▸ Written request: Please give the entries again in full and exactly, without any picture.

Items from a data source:
▬▬▬

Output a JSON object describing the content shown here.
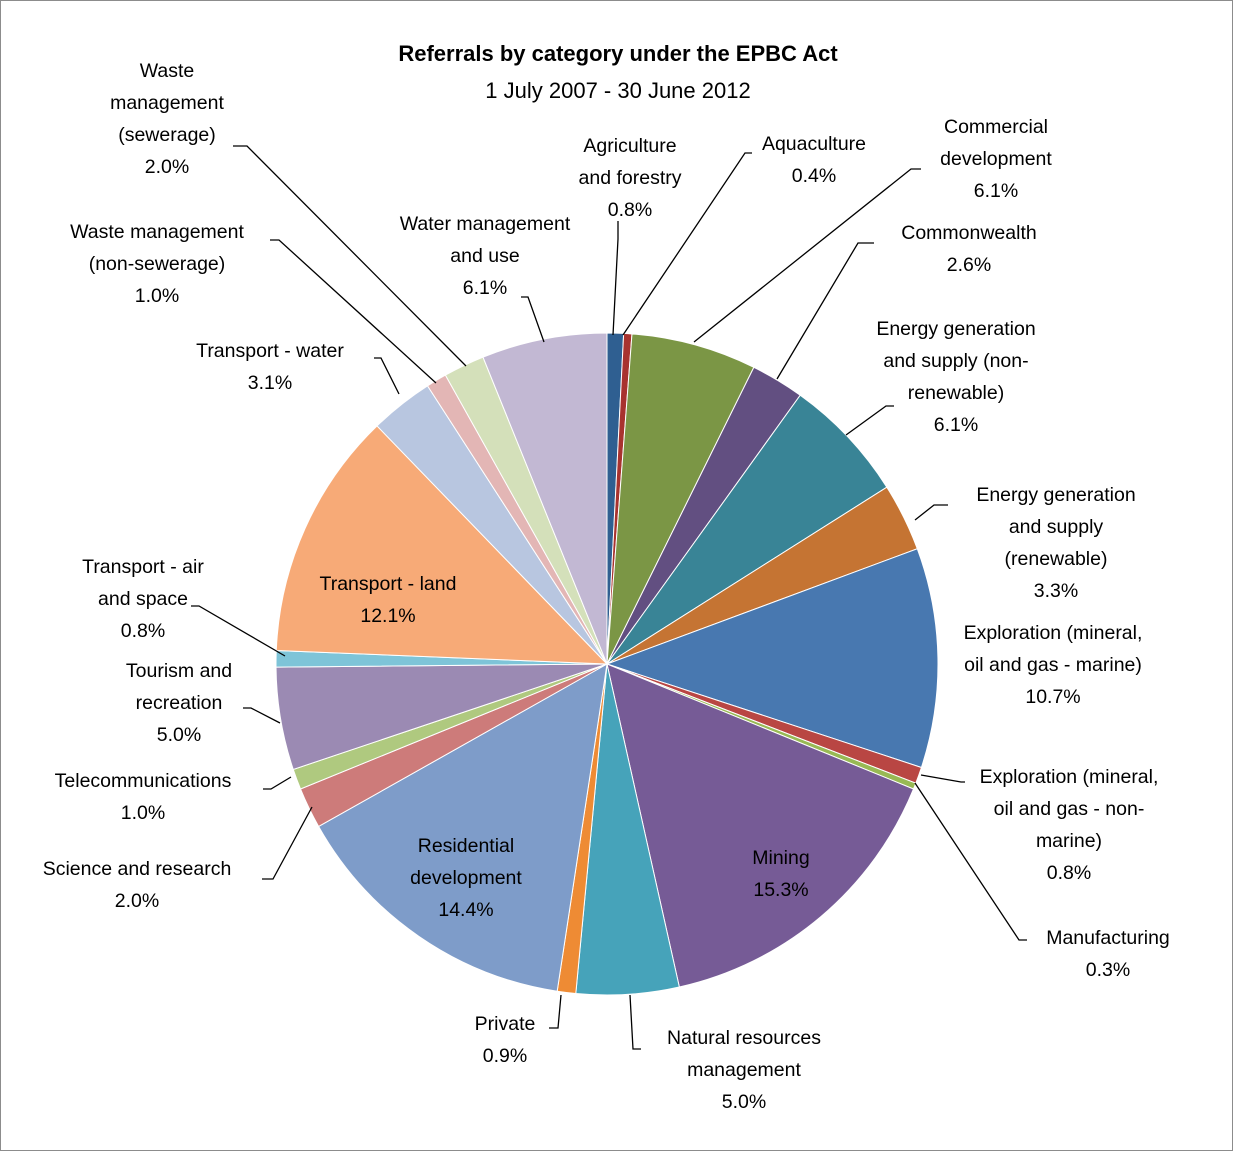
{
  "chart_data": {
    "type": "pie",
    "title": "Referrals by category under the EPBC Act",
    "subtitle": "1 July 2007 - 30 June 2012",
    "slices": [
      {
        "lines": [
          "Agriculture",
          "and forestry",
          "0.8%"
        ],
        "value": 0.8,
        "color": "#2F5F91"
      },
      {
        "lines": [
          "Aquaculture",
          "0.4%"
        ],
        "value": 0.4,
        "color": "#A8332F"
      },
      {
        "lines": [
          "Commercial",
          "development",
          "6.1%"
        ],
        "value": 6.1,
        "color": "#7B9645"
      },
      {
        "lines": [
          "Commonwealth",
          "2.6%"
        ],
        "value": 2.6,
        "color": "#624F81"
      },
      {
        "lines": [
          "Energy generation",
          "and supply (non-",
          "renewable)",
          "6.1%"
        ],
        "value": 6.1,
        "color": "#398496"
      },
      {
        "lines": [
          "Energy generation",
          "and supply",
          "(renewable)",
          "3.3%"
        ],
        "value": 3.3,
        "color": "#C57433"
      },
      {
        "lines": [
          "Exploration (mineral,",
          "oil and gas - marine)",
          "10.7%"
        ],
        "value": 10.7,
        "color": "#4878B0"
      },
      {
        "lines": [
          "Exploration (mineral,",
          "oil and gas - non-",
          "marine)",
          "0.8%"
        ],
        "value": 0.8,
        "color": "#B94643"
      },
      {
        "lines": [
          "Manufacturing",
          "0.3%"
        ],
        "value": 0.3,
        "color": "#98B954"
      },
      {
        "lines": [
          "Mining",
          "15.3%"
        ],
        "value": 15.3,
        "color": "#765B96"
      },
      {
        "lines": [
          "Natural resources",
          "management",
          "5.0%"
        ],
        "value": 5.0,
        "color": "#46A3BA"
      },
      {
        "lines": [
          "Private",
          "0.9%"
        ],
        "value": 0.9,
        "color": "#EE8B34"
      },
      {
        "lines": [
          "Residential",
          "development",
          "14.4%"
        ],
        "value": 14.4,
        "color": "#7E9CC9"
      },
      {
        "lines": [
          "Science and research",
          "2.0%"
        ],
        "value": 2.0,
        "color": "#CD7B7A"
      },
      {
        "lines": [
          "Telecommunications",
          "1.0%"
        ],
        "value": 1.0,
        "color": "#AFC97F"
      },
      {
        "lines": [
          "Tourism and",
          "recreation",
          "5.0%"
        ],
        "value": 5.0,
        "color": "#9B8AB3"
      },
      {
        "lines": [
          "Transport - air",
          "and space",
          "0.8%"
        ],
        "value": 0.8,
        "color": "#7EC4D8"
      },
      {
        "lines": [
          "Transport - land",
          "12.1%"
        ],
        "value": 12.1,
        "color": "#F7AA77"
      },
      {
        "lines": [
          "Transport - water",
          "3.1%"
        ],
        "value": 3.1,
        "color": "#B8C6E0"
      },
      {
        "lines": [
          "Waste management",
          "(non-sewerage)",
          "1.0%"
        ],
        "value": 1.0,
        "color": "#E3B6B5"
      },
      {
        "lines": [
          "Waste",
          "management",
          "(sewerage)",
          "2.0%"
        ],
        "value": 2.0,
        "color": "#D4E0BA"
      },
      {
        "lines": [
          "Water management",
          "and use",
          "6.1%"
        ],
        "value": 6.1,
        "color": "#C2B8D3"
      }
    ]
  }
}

▬▬▬

▸ Result:
Output a JSON object describing the content shown here.
{
  "chart_data": {
    "type": "pie",
    "title": "Referrals by category under the EPBC Act",
    "subtitle": "1 July 2007 - 30 June 2012",
    "slices": [
      {
        "lines": [
          "Agriculture",
          "and forestry",
          "0.8%"
        ],
        "value": 0.8,
        "color": "#2F5F91"
      },
      {
        "lines": [
          "Aquaculture",
          "0.4%"
        ],
        "value": 0.4,
        "color": "#A8332F"
      },
      {
        "lines": [
          "Commercial",
          "development",
          "6.1%"
        ],
        "value": 6.1,
        "color": "#7B9645"
      },
      {
        "lines": [
          "Commonwealth",
          "2.6%"
        ],
        "value": 2.6,
        "color": "#624F81"
      },
      {
        "lines": [
          "Energy generation",
          "and supply (non-",
          "renewable)",
          "6.1%"
        ],
        "value": 6.1,
        "color": "#398496"
      },
      {
        "lines": [
          "Energy generation",
          "and supply",
          "(renewable)",
          "3.3%"
        ],
        "value": 3.3,
        "color": "#C57433"
      },
      {
        "lines": [
          "Exploration (mineral,",
          "oil and gas - marine)",
          "10.7%"
        ],
        "value": 10.7,
        "color": "#4878B0"
      },
      {
        "lines": [
          "Exploration (mineral,",
          "oil and gas - non-",
          "marine)",
          "0.8%"
        ],
        "value": 0.8,
        "color": "#B94643"
      },
      {
        "lines": [
          "Manufacturing",
          "0.3%"
        ],
        "value": 0.3,
        "color": "#98B954"
      },
      {
        "lines": [
          "Mining",
          "15.3%"
        ],
        "value": 15.3,
        "color": "#765B96"
      },
      {
        "lines": [
          "Natural resources",
          "management",
          "5.0%"
        ],
        "value": 5.0,
        "color": "#46A3BA"
      },
      {
        "lines": [
          "Private",
          "0.9%"
        ],
        "value": 0.9,
        "color": "#EE8B34"
      },
      {
        "lines": [
          "Residential",
          "development",
          "14.4%"
        ],
        "value": 14.4,
        "color": "#7E9CC9"
      },
      {
        "lines": [
          "Science and research",
          "2.0%"
        ],
        "value": 2.0,
        "color": "#CD7B7A"
      },
      {
        "lines": [
          "Telecommunications",
          "1.0%"
        ],
        "value": 1.0,
        "color": "#AFC97F"
      },
      {
        "lines": [
          "Tourism and",
          "recreation",
          "5.0%"
        ],
        "value": 5.0,
        "color": "#9B8AB3"
      },
      {
        "lines": [
          "Transport - air",
          "and space",
          "0.8%"
        ],
        "value": 0.8,
        "color": "#7EC4D8"
      },
      {
        "lines": [
          "Transport - land",
          "12.1%"
        ],
        "value": 12.1,
        "color": "#F7AA77"
      },
      {
        "lines": [
          "Transport - water",
          "3.1%"
        ],
        "value": 3.1,
        "color": "#B8C6E0"
      },
      {
        "lines": [
          "Waste management",
          "(non-sewerage)",
          "1.0%"
        ],
        "value": 1.0,
        "color": "#E3B6B5"
      },
      {
        "lines": [
          "Waste",
          "management",
          "(sewerage)",
          "2.0%"
        ],
        "value": 2.0,
        "color": "#D4E0BA"
      },
      {
        "lines": [
          "Water management",
          "and use",
          "6.1%"
        ],
        "value": 6.1,
        "color": "#C2B8D3"
      }
    ]
  }
}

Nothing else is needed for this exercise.